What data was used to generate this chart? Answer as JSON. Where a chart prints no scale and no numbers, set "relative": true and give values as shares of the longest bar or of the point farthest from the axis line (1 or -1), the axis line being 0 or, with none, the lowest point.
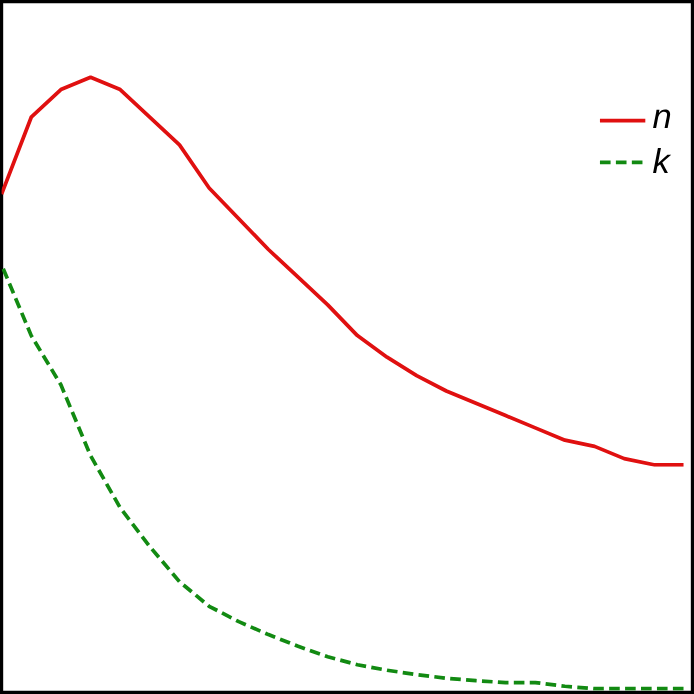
{
  "chart_data": {
    "type": "line",
    "relative": true,
    "legend": "top right",
    "categories": [
      null,
      null,
      null,
      null,
      null,
      null,
      null,
      null,
      null,
      null,
      null,
      null,
      null,
      null,
      null,
      null,
      null,
      null,
      null,
      null,
      null,
      null,
      null,
      null
    ],
    "series": [
      {
        "name": "n",
        "color": "#e01010",
        "line_style": "solid",
        "values": [
          0.81,
          0.935,
          0.98,
          1.0,
          0.98,
          0.935,
          0.89,
          0.82,
          0.77,
          0.72,
          0.675,
          0.63,
          0.58,
          0.545,
          0.515,
          0.49,
          0.47,
          0.45,
          0.43,
          0.41,
          0.4,
          0.38,
          0.37,
          0.37
        ]
      },
      {
        "name": "k",
        "color": "#128a12",
        "line_style": "dashed",
        "values": [
          0.695,
          0.58,
          0.5,
          0.385,
          0.3,
          0.237,
          0.18,
          0.14,
          0.115,
          0.094,
          0.075,
          0.058,
          0.045,
          0.036,
          0.029,
          0.023,
          0.019,
          0.016,
          0.016,
          0.01,
          0.006,
          0.006,
          0.006,
          0.006
        ]
      }
    ]
  }
}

------------

All records should be output exactly, with the pictures left out.

Solved exercise =
What data was used to generate this chart? Answer as JSON. Where a chart prints no scale and no numbers, set "relative": true and give values as shares of the longest bar or of the point farthest from the axis line (1 or -1), the axis line being 0 or, with none, the lowest point.
{
  "chart_data": {
    "type": "line",
    "relative": true,
    "legend": "top right",
    "categories": [
      null,
      null,
      null,
      null,
      null,
      null,
      null,
      null,
      null,
      null,
      null,
      null,
      null,
      null,
      null,
      null,
      null,
      null,
      null,
      null,
      null,
      null,
      null,
      null
    ],
    "series": [
      {
        "name": "n",
        "color": "#e01010",
        "line_style": "solid",
        "values": [
          0.81,
          0.935,
          0.98,
          1.0,
          0.98,
          0.935,
          0.89,
          0.82,
          0.77,
          0.72,
          0.675,
          0.63,
          0.58,
          0.545,
          0.515,
          0.49,
          0.47,
          0.45,
          0.43,
          0.41,
          0.4,
          0.38,
          0.37,
          0.37
        ]
      },
      {
        "name": "k",
        "color": "#128a12",
        "line_style": "dashed",
        "values": [
          0.695,
          0.58,
          0.5,
          0.385,
          0.3,
          0.237,
          0.18,
          0.14,
          0.115,
          0.094,
          0.075,
          0.058,
          0.045,
          0.036,
          0.029,
          0.023,
          0.019,
          0.016,
          0.016,
          0.01,
          0.006,
          0.006,
          0.006,
          0.006
        ]
      }
    ]
  }
}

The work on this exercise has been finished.